Work to do >> Return all lines where the word "circle" can be found.

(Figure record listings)
[Begin]
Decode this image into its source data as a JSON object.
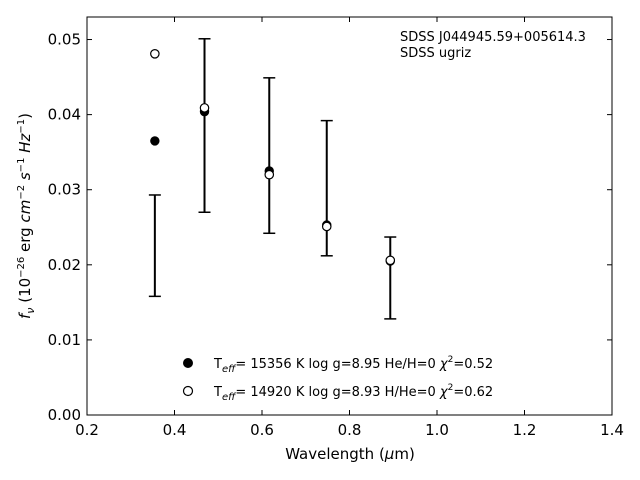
{
  "chart_data": {
    "type": "scatter",
    "xlabel": "Wavelength (μm)",
    "ylabel": "f_ν (10^−26 erg cm^−2 s^−1 Hz^−1)",
    "xlim": [
      0.2,
      1.4
    ],
    "ylim": [
      0.0,
      0.053
    ],
    "x_ticks": [
      0.2,
      0.4,
      0.6,
      0.8,
      1.0,
      1.2,
      1.4
    ],
    "x_tick_labels": [
      "0.2",
      "0.4",
      "0.6",
      "0.8",
      "1.0",
      "1.2",
      "1.4"
    ],
    "y_ticks": [
      0.0,
      0.01,
      0.02,
      0.03,
      0.04,
      0.05
    ],
    "y_tick_labels": [
      "0.00",
      "0.01",
      "0.02",
      "0.03",
      "0.04",
      "0.05"
    ],
    "grid": false,
    "annotations": [
      "SDSS J044945.59+005614.3",
      "SDSS ugriz"
    ],
    "observed": {
      "x": [
        0.3551,
        0.4686,
        0.6166,
        0.748,
        0.8932
      ],
      "y": [
        0.0225,
        0.0386,
        0.0336,
        0.0302,
        0.0183
      ],
      "yerr_low": [
        0.0158,
        0.027,
        0.0242,
        0.0212,
        0.0128
      ],
      "yerr_high": [
        0.0293,
        0.0501,
        0.0449,
        0.0392,
        0.0237
      ],
      "caps": true
    },
    "series": [
      {
        "label": "T_eff= 15356 K  log g=8.95  He/H=0  χ²=0.52",
        "label_parts": {
          "t": "T",
          "sub": "eff",
          "rest": "= 15356 K  log g=8.95  He/H=0  ",
          "chi": "χ",
          "sup": "2",
          "tail": "=0.52"
        },
        "marker": "filled-circle",
        "x": [
          0.3551,
          0.4686,
          0.6166,
          0.748,
          0.8932
        ],
        "y": [
          0.0365,
          0.0404,
          0.0325,
          0.0253,
          0.0205
        ]
      },
      {
        "label": "T_eff= 14920 K  log g=8.93  H/He=0  χ²=0.62",
        "label_parts": {
          "t": "T",
          "sub": "eff",
          "rest": "= 14920 K  log g=8.93  H/He=0  ",
          "chi": "χ",
          "sup": "2",
          "tail": "=0.62"
        },
        "marker": "open-circle",
        "x": [
          0.3551,
          0.4686,
          0.6166,
          0.748,
          0.8932
        ],
        "y": [
          0.0481,
          0.0409,
          0.032,
          0.0251,
          0.0206
        ]
      }
    ],
    "colors": {
      "axis": "#000000",
      "marker": "#000000",
      "background": "#ffffff"
    }
  }
}
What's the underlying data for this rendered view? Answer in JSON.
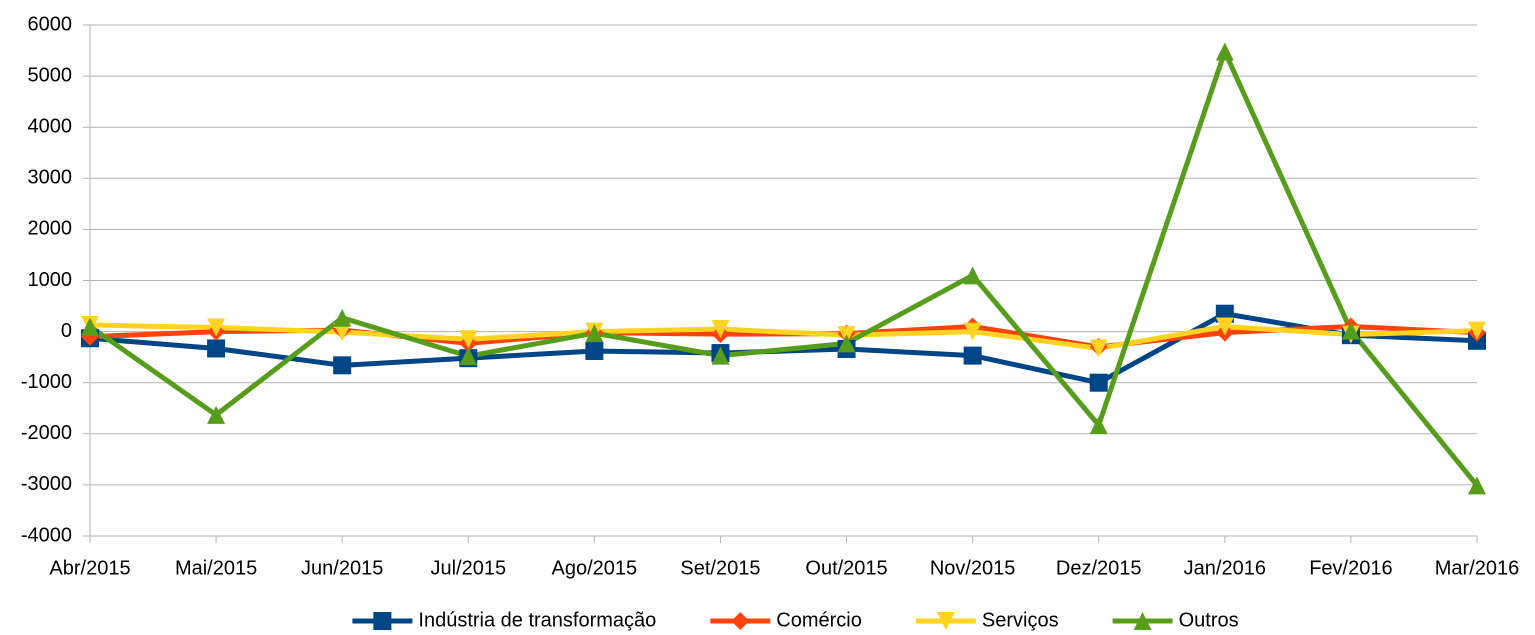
{
  "chart_data": {
    "type": "line",
    "categories": [
      "Abr/2015",
      "Mai/2015",
      "Jun/2015",
      "Jul/2015",
      "Ago/2015",
      "Set/2015",
      "Out/2015",
      "Nov/2015",
      "Dez/2015",
      "Jan/2016",
      "Fev/2016",
      "Mar/2016"
    ],
    "series": [
      {
        "name": "Indústria de transformação",
        "color": "#004586",
        "marker": "square",
        "values": [
          -130,
          -330,
          -660,
          -520,
          -380,
          -420,
          -340,
          -470,
          -1000,
          350,
          -70,
          -180
        ]
      },
      {
        "name": "Comércio",
        "color": "#ff420e",
        "marker": "diamond",
        "values": [
          -100,
          0,
          30,
          -230,
          -20,
          -50,
          -40,
          100,
          -300,
          -20,
          100,
          -20
        ]
      },
      {
        "name": "Serviços",
        "color": "#ffd320",
        "marker": "triangle-down",
        "values": [
          130,
          80,
          -10,
          -150,
          0,
          50,
          -70,
          0,
          -330,
          100,
          -60,
          20
        ]
      },
      {
        "name": "Outros",
        "color": "#579d1c",
        "marker": "triangle-up",
        "values": [
          100,
          -1630,
          270,
          -480,
          -30,
          -470,
          -230,
          1100,
          -1830,
          5480,
          20,
          -3010
        ]
      }
    ],
    "ylim": [
      -4000,
      6000
    ],
    "yticks": [
      -4000,
      -3000,
      -2000,
      -1000,
      0,
      1000,
      2000,
      3000,
      4000,
      5000,
      6000
    ],
    "grid": true,
    "legend": "bottom"
  }
}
[End]
Expected answer >>
        "marker": "filled-circle",
        "marker": "open-circle",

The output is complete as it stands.